Copy all lines below containing "sticker".

» Source material:
-- -- --

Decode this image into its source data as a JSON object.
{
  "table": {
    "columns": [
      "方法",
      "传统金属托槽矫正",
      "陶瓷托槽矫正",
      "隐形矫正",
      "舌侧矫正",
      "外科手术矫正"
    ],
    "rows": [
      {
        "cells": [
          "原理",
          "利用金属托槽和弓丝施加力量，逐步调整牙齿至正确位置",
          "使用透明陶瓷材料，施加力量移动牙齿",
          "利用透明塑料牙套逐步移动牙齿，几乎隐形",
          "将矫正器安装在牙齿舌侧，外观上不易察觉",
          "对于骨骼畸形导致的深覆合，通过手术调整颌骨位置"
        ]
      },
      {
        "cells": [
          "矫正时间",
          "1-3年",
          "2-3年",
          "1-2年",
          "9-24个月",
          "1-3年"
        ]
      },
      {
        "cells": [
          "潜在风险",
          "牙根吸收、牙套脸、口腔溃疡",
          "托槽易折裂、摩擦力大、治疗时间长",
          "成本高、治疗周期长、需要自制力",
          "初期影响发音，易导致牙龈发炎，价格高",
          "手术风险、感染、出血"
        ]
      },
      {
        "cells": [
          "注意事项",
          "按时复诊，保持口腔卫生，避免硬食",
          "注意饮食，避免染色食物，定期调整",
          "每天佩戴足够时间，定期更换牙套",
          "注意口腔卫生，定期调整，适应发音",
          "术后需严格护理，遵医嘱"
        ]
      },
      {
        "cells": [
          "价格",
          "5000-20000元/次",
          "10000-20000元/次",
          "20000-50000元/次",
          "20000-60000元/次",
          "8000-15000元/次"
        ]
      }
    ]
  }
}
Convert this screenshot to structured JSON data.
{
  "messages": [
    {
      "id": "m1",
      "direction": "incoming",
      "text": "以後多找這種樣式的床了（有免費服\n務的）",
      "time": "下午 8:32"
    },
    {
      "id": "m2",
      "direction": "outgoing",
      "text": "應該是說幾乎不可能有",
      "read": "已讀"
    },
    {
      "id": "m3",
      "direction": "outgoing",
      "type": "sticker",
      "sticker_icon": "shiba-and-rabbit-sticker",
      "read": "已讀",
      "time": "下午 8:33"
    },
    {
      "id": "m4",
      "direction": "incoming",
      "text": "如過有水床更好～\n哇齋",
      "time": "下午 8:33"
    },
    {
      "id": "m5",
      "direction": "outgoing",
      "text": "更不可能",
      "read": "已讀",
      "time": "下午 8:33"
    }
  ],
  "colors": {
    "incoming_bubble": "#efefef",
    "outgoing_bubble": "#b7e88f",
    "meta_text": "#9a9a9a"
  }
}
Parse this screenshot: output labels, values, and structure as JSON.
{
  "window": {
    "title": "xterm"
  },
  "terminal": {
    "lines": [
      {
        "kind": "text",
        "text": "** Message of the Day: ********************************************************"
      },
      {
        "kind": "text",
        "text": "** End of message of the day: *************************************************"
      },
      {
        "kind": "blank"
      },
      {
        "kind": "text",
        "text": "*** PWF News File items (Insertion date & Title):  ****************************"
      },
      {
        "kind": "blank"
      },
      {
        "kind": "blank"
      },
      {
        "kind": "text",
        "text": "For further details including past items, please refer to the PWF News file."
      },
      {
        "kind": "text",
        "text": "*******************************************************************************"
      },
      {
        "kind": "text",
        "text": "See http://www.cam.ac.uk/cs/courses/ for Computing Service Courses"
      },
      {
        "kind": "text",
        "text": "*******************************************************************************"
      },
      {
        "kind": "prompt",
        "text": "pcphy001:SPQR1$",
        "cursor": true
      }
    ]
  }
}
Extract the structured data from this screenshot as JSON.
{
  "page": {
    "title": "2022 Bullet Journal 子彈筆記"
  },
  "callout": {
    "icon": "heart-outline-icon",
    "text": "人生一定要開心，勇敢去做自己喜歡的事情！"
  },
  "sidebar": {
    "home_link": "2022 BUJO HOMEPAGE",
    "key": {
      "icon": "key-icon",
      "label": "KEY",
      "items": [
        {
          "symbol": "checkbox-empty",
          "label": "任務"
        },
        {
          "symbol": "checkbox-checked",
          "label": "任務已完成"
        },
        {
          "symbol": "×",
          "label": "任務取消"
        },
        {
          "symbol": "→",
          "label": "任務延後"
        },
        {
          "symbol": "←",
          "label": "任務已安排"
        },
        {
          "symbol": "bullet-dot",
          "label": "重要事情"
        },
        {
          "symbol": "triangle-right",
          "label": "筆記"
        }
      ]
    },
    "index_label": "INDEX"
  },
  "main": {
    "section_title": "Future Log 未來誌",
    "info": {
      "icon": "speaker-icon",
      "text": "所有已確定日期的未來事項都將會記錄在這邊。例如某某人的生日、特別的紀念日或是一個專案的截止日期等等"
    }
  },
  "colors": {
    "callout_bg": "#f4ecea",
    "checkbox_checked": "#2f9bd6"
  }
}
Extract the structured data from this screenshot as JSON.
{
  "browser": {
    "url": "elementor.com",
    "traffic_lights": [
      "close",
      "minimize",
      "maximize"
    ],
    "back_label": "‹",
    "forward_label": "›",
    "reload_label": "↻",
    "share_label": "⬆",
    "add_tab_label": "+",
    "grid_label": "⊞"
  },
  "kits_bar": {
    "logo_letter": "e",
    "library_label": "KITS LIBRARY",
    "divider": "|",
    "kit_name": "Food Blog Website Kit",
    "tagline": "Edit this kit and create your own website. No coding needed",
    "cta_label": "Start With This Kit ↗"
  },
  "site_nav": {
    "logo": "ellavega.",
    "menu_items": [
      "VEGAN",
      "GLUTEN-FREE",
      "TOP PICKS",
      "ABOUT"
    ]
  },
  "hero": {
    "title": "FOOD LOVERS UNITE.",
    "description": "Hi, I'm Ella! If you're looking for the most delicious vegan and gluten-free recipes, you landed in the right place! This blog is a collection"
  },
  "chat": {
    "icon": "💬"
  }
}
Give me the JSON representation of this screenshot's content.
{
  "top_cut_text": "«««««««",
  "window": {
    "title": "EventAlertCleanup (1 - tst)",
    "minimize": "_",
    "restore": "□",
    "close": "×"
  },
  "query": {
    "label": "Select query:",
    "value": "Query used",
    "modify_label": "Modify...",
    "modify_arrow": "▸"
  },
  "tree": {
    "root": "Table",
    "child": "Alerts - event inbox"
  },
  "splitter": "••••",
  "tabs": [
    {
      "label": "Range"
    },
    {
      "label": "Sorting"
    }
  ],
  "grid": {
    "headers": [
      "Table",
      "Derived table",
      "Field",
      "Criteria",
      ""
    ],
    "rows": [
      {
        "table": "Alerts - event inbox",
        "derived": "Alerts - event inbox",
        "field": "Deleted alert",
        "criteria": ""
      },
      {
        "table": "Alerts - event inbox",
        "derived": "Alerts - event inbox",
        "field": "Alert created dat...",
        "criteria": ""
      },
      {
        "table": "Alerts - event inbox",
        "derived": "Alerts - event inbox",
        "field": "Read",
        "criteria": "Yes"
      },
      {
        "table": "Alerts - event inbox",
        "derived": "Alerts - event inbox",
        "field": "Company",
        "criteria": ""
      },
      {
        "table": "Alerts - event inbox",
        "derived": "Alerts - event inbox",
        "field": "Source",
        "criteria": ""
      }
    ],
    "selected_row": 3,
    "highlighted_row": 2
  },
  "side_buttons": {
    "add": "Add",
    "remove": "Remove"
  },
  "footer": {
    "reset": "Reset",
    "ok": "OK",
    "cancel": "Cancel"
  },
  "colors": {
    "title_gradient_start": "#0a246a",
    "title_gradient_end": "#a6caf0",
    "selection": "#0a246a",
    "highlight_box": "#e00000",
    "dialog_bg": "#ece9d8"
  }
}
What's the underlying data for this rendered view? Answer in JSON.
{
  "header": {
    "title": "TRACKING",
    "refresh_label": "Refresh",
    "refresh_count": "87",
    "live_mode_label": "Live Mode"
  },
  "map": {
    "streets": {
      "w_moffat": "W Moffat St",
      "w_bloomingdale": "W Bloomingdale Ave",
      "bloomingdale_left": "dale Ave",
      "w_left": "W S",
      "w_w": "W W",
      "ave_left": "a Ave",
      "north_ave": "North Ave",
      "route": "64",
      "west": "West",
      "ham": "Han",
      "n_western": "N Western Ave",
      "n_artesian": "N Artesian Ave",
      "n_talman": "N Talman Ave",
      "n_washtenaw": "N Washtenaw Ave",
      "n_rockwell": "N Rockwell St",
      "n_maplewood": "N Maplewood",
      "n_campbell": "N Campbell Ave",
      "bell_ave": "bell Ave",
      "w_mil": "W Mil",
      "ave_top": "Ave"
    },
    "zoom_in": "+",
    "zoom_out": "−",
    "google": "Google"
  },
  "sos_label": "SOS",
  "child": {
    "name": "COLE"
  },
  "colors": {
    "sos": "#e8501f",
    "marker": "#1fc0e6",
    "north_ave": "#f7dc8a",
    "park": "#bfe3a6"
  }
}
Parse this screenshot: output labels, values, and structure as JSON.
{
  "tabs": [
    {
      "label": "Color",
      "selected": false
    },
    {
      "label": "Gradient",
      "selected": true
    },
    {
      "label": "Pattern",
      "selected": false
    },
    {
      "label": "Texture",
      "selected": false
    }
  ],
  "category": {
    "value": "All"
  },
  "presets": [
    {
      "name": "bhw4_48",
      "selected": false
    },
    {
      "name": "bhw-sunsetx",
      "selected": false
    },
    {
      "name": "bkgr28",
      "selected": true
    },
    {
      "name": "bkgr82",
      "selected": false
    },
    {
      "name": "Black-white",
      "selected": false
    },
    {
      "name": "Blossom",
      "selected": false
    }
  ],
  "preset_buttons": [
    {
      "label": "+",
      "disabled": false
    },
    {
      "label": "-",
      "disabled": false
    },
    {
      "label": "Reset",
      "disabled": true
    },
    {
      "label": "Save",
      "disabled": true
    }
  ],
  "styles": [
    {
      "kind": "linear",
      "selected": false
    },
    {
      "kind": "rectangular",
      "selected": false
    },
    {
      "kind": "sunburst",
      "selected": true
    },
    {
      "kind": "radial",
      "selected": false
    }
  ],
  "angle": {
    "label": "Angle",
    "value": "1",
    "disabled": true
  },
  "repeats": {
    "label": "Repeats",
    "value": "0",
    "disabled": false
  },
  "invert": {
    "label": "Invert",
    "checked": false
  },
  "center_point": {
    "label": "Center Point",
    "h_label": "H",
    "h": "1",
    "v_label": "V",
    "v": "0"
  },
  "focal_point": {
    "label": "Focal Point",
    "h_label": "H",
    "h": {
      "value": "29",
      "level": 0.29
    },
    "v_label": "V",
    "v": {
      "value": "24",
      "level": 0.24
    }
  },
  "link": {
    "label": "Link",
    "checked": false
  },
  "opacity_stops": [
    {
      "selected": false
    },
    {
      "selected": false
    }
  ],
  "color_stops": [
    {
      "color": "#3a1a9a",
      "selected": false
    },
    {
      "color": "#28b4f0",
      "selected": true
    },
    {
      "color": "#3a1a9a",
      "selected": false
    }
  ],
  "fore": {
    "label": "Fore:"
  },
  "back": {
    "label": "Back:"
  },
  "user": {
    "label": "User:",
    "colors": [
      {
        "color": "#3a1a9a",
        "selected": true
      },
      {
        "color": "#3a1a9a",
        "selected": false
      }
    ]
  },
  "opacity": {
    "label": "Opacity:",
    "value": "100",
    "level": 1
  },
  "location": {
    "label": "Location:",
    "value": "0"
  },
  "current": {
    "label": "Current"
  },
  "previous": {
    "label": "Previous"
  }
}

-- -- --

» Written reply:
      "type": "sticker",
      "sticker_icon": "shiba-and-rabbit-sticker",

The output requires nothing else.